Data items
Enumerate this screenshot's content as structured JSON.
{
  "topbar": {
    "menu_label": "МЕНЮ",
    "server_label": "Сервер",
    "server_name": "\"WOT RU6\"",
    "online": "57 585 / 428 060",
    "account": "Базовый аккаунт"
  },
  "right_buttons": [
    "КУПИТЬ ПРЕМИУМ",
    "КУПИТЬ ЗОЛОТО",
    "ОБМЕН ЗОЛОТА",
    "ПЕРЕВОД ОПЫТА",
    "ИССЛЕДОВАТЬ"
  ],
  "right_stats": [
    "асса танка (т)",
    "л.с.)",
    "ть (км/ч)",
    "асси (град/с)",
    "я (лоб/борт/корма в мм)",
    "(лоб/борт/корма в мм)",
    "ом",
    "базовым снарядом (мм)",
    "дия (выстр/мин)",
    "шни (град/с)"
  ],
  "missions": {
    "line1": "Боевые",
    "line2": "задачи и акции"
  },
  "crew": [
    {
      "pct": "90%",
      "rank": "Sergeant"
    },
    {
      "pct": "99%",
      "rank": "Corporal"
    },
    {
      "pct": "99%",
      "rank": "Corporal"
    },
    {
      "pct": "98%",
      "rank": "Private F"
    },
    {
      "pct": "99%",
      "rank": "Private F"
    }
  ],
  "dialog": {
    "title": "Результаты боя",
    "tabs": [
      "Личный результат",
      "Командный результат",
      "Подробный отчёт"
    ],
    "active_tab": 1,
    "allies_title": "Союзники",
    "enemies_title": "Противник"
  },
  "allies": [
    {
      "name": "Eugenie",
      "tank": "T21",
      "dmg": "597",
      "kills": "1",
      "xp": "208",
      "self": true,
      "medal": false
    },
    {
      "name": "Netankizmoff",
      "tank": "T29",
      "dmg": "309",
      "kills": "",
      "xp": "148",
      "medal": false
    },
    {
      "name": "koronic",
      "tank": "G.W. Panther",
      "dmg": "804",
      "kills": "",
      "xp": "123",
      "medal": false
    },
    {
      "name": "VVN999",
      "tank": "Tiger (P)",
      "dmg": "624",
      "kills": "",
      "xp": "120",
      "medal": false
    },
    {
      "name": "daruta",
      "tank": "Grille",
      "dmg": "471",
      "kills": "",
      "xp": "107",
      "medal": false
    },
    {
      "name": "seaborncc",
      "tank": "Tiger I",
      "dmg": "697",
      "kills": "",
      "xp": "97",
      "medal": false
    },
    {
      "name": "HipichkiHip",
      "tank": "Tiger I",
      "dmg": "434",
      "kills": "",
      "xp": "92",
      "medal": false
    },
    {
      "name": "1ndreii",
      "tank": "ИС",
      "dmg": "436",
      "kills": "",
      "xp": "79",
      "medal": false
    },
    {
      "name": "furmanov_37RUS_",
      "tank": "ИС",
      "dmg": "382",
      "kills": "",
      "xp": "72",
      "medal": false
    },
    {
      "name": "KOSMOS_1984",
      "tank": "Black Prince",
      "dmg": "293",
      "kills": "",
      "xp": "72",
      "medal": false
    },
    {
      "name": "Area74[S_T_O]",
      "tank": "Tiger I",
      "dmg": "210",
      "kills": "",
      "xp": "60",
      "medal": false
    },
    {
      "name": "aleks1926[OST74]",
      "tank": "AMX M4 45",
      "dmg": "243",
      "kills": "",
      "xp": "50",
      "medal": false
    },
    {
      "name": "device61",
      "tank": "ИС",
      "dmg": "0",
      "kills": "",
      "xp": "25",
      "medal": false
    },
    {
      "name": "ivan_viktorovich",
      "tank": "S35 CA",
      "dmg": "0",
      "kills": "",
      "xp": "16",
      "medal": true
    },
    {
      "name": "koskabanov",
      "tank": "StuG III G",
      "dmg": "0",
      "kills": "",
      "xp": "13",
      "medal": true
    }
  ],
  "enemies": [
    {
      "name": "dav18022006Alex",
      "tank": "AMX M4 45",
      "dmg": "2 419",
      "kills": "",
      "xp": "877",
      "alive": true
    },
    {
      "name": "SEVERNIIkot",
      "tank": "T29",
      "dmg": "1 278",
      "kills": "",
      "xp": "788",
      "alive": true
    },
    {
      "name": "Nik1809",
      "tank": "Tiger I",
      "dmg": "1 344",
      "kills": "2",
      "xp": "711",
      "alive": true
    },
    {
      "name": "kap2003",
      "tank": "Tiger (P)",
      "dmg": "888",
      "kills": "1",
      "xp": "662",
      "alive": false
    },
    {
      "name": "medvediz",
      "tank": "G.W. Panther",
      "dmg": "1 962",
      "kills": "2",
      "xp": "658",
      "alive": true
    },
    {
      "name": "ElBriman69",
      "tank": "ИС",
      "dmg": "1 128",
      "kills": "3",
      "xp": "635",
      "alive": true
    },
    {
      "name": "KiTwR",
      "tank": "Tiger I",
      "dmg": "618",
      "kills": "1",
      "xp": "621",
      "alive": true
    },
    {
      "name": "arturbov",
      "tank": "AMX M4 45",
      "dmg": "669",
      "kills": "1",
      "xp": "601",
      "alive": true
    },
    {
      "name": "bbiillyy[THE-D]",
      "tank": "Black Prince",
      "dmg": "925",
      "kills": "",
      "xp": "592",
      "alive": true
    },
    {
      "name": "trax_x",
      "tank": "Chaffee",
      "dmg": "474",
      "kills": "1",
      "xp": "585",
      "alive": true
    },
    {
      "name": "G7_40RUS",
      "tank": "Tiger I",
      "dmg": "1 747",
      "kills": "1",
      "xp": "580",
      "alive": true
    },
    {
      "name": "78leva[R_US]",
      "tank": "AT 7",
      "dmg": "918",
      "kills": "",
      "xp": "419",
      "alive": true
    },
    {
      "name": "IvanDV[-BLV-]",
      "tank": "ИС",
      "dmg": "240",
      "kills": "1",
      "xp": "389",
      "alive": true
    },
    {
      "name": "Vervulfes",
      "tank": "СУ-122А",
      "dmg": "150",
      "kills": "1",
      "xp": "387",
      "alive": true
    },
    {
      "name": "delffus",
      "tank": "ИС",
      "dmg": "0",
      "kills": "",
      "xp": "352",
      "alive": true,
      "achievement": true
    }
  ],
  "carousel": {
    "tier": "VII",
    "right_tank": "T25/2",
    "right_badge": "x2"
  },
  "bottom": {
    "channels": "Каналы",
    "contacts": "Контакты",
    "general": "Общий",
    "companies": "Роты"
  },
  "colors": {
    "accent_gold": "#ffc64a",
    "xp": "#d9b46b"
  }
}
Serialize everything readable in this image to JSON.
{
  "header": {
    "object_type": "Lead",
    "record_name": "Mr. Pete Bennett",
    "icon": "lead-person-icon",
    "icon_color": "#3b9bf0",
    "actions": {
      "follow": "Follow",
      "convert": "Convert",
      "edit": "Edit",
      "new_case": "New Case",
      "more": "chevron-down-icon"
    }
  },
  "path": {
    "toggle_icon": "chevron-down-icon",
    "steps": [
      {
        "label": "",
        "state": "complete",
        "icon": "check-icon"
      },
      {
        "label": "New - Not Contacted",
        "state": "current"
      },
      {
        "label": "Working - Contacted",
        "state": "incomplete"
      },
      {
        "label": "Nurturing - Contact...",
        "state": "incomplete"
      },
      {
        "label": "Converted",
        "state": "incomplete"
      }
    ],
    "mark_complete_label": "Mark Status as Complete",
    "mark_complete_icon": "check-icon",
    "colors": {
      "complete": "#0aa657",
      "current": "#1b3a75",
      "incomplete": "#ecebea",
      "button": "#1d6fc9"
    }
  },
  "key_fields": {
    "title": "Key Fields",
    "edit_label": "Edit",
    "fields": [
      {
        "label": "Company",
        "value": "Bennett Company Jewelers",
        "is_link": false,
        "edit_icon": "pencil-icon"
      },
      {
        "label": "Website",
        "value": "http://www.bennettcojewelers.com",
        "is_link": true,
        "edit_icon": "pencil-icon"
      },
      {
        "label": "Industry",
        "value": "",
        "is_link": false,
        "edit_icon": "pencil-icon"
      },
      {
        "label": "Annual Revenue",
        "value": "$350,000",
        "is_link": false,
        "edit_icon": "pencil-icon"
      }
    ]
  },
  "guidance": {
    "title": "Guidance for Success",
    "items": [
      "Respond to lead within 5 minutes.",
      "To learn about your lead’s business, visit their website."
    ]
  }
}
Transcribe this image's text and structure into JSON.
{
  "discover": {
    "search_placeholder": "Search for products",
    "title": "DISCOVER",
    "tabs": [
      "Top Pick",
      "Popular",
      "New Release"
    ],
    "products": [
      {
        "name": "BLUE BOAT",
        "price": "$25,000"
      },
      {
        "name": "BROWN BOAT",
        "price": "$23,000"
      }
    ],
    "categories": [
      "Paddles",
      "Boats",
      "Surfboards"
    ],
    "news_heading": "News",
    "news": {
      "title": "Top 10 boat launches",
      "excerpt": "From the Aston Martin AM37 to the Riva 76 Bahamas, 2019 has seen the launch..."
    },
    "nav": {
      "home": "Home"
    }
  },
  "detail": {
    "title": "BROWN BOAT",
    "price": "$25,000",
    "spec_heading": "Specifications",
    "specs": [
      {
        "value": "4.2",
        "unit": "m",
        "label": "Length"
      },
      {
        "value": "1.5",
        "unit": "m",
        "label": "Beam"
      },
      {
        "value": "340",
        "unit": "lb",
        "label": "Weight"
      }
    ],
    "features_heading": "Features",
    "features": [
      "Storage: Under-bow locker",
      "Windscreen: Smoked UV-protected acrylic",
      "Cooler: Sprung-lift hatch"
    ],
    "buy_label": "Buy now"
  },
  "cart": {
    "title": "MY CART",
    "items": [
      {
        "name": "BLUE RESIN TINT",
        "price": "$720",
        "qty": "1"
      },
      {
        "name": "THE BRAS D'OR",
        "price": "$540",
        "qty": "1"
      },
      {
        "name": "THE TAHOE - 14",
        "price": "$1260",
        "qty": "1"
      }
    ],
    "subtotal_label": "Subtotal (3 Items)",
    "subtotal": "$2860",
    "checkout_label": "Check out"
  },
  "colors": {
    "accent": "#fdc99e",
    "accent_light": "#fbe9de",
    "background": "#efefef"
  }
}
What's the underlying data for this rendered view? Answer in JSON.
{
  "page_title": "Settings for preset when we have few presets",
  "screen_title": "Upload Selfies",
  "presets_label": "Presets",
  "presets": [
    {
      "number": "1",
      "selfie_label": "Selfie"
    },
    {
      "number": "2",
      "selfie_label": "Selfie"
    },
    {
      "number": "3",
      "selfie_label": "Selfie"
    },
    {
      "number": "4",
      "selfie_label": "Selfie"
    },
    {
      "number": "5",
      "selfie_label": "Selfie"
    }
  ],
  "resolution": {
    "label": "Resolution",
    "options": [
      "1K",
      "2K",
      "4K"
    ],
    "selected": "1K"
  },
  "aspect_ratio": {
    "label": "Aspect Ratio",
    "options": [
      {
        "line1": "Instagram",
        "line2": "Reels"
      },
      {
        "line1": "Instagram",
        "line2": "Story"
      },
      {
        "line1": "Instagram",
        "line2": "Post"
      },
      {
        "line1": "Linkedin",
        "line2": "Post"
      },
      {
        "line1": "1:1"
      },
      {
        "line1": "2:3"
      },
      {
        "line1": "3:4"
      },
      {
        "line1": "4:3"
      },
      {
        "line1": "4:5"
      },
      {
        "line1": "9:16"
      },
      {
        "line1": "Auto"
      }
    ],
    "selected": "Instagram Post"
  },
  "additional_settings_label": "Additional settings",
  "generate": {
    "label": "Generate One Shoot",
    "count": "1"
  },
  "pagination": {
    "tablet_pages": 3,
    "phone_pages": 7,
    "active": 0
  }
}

DESCRIPTION OF THE TASK: Read through the entries and copy every line that includes "корма".

REPLY:
    "я (лоб/борт/корма в мм)",
    "(лоб/борт/корма в мм)",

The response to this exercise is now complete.